> [Requirement]:
Rewrite the records below, replacing each "signal-label" with "signal-tag" and keeping everything else the same.
#### Data entries ####
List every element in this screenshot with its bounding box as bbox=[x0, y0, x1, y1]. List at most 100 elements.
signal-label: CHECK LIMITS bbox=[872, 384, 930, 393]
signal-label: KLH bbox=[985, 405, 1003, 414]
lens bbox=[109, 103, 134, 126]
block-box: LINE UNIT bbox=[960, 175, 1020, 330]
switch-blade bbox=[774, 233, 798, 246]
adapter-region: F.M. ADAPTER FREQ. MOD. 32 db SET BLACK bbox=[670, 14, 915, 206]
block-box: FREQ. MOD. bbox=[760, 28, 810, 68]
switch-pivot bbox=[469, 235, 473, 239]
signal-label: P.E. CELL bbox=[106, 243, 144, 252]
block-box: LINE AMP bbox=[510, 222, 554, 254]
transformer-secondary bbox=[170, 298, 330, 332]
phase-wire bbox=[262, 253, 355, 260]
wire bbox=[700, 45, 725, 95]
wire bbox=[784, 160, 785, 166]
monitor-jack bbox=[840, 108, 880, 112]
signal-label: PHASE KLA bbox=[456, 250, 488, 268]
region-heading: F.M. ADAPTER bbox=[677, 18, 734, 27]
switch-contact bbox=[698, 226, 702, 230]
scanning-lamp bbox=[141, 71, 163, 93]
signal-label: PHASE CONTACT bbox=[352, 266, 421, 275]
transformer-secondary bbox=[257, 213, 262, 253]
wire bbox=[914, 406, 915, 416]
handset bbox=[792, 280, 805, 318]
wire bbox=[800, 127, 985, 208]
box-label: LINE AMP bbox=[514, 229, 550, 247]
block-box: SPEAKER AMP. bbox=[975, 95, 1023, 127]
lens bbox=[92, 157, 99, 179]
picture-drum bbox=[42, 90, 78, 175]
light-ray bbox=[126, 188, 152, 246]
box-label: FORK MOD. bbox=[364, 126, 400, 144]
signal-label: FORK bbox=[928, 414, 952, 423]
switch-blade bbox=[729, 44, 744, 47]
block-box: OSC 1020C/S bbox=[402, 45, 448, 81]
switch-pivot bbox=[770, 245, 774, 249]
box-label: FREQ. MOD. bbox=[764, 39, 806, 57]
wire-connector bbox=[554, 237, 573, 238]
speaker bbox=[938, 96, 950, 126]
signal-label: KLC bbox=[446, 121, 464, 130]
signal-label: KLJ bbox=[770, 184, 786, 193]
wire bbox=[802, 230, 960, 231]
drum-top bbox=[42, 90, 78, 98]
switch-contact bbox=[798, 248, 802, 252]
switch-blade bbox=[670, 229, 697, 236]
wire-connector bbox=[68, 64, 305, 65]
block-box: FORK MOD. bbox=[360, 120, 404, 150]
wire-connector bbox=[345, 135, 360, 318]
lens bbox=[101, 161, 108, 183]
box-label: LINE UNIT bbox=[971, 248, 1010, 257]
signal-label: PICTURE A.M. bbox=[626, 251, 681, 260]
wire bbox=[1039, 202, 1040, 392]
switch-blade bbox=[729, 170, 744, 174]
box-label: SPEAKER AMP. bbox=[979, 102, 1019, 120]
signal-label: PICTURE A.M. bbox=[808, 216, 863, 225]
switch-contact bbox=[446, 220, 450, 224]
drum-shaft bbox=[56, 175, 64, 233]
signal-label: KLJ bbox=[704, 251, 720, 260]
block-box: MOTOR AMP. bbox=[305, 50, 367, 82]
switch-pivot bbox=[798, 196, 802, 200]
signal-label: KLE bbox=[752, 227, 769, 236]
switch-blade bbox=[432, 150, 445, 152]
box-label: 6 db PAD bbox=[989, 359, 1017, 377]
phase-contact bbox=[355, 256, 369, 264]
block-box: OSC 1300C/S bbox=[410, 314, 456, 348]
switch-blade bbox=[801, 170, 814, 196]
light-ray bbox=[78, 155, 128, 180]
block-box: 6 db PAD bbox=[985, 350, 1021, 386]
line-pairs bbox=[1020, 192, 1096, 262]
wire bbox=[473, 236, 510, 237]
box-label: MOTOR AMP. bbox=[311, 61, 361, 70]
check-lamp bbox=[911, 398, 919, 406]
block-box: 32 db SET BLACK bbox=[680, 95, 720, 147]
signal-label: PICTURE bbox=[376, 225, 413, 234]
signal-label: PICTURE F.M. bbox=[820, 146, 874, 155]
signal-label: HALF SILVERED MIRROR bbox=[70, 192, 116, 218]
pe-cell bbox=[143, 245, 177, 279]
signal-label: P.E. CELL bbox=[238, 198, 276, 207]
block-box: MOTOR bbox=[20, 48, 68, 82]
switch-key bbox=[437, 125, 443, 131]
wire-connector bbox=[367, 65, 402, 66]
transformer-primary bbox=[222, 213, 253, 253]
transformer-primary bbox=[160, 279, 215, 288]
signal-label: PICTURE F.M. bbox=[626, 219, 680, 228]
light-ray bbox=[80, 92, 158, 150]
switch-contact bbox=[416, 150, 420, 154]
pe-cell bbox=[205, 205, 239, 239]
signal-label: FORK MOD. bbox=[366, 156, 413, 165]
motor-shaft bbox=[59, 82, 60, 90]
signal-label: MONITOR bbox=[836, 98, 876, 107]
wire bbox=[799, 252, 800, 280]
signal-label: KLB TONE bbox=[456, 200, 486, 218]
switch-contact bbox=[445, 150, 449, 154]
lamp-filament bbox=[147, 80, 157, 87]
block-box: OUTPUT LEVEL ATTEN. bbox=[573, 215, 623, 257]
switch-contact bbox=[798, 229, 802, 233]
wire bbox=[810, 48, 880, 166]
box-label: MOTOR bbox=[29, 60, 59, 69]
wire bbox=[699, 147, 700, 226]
####
> [Final result]:
List every element in this screenshot with its bounding box as bbox=[x0, y0, x1, y1]. List at most 100 elements.
signal-tag: CHECK LIMITS bbox=[872, 384, 930, 393]
signal-tag: KLH bbox=[985, 405, 1003, 414]
lens bbox=[109, 103, 134, 126]
block-box: LINE UNIT bbox=[960, 175, 1020, 330]
switch-blade bbox=[774, 233, 798, 246]
adapter-region: F.M. ADAPTER FREQ. MOD. 32 db SET BLACK bbox=[670, 14, 915, 206]
block-box: FREQ. MOD. bbox=[760, 28, 810, 68]
switch-pivot bbox=[469, 235, 473, 239]
signal-tag: P.E. CELL bbox=[106, 243, 144, 252]
block-box: LINE AMP bbox=[510, 222, 554, 254]
transformer-secondary bbox=[170, 298, 330, 332]
phase-wire bbox=[262, 253, 355, 260]
wire bbox=[700, 45, 725, 95]
wire bbox=[784, 160, 785, 166]
monitor-jack bbox=[840, 108, 880, 112]
signal-tag: PHASE KLA bbox=[456, 250, 488, 268]
region-heading: F.M. ADAPTER bbox=[677, 18, 734, 27]
switch-contact bbox=[698, 226, 702, 230]
scanning-lamp bbox=[141, 71, 163, 93]
signal-tag: PHASE CONTACT bbox=[352, 266, 421, 275]
transformer-secondary bbox=[257, 213, 262, 253]
wire bbox=[914, 406, 915, 416]
handset bbox=[792, 280, 805, 318]
wire bbox=[800, 127, 985, 208]
box-label: LINE AMP bbox=[514, 229, 550, 247]
block-box: SPEAKER AMP. bbox=[975, 95, 1023, 127]
lens bbox=[92, 157, 99, 179]
picture-drum bbox=[42, 90, 78, 175]
light-ray bbox=[126, 188, 152, 246]
box-label: FORK MOD. bbox=[364, 126, 400, 144]
signal-tag: FORK bbox=[928, 414, 952, 423]
switch-blade bbox=[729, 44, 744, 47]
block-box: OSC 1020C/S bbox=[402, 45, 448, 81]
switch-pivot bbox=[770, 245, 774, 249]
box-label: FREQ. MOD. bbox=[764, 39, 806, 57]
wire-connector bbox=[554, 237, 573, 238]
speaker bbox=[938, 96, 950, 126]
signal-tag: KLC bbox=[446, 121, 464, 130]
signal-tag: KLJ bbox=[770, 184, 786, 193]
wire bbox=[802, 230, 960, 231]
drum-top bbox=[42, 90, 78, 98]
switch-contact bbox=[798, 248, 802, 252]
switch-blade bbox=[670, 229, 697, 236]
wire-connector bbox=[68, 64, 305, 65]
block-box: FORK MOD. bbox=[360, 120, 404, 150]
wire-connector bbox=[345, 135, 360, 318]
lens bbox=[101, 161, 108, 183]
box-label: LINE UNIT bbox=[971, 248, 1010, 257]
signal-tag: PICTURE A.M. bbox=[626, 251, 681, 260]
wire bbox=[1039, 202, 1040, 392]
switch-blade bbox=[729, 170, 744, 174]
box-label: SPEAKER AMP. bbox=[979, 102, 1019, 120]
signal-tag: PICTURE A.M. bbox=[808, 216, 863, 225]
switch-contact bbox=[446, 220, 450, 224]
drum-shaft bbox=[56, 175, 64, 233]
signal-tag: KLJ bbox=[704, 251, 720, 260]
block-box: MOTOR AMP. bbox=[305, 50, 367, 82]
switch-pivot bbox=[798, 196, 802, 200]
signal-tag: KLE bbox=[752, 227, 769, 236]
switch-blade bbox=[432, 150, 445, 152]
box-label: 6 db PAD bbox=[989, 359, 1017, 377]
phase-contact bbox=[355, 256, 369, 264]
block-box: OSC 1300C/S bbox=[410, 314, 456, 348]
switch-blade bbox=[801, 170, 814, 196]
light-ray bbox=[78, 155, 128, 180]
block-box: 6 db PAD bbox=[985, 350, 1021, 386]
line-pairs bbox=[1020, 192, 1096, 262]
wire bbox=[473, 236, 510, 237]
box-label: MOTOR AMP. bbox=[311, 61, 361, 70]
check-lamp bbox=[911, 398, 919, 406]
block-box: 32 db SET BLACK bbox=[680, 95, 720, 147]
signal-tag: PICTURE bbox=[376, 225, 413, 234]
signal-tag: PICTURE F.M. bbox=[820, 146, 874, 155]
signal-tag: HALF SILVERED MIRROR bbox=[70, 192, 116, 218]
pe-cell bbox=[143, 245, 177, 279]
signal-tag: P.E. CELL bbox=[238, 198, 276, 207]
block-box: MOTOR bbox=[20, 48, 68, 82]
switch-key bbox=[437, 125, 443, 131]
wire-connector bbox=[367, 65, 402, 66]
transformer-primary bbox=[222, 213, 253, 253]
transformer-primary bbox=[160, 279, 215, 288]
signal-tag: PICTURE F.M. bbox=[626, 219, 680, 228]
light-ray bbox=[80, 92, 158, 150]
switch-contact bbox=[416, 150, 420, 154]
pe-cell bbox=[205, 205, 239, 239]
signal-tag: FORK MOD. bbox=[366, 156, 413, 165]
motor-shaft bbox=[59, 82, 60, 90]
signal-tag: MONITOR bbox=[836, 98, 876, 107]
wire bbox=[799, 252, 800, 280]
signal-tag: KLB TONE bbox=[456, 200, 486, 218]
switch-contact bbox=[445, 150, 449, 154]
lamp-filament bbox=[147, 80, 157, 87]
block-box: OUTPUT LEVEL ATTEN. bbox=[573, 215, 623, 257]
switch-contact bbox=[798, 229, 802, 233]
wire bbox=[810, 48, 880, 166]
box-label: MOTOR bbox=[29, 60, 59, 69]
wire bbox=[699, 147, 700, 226]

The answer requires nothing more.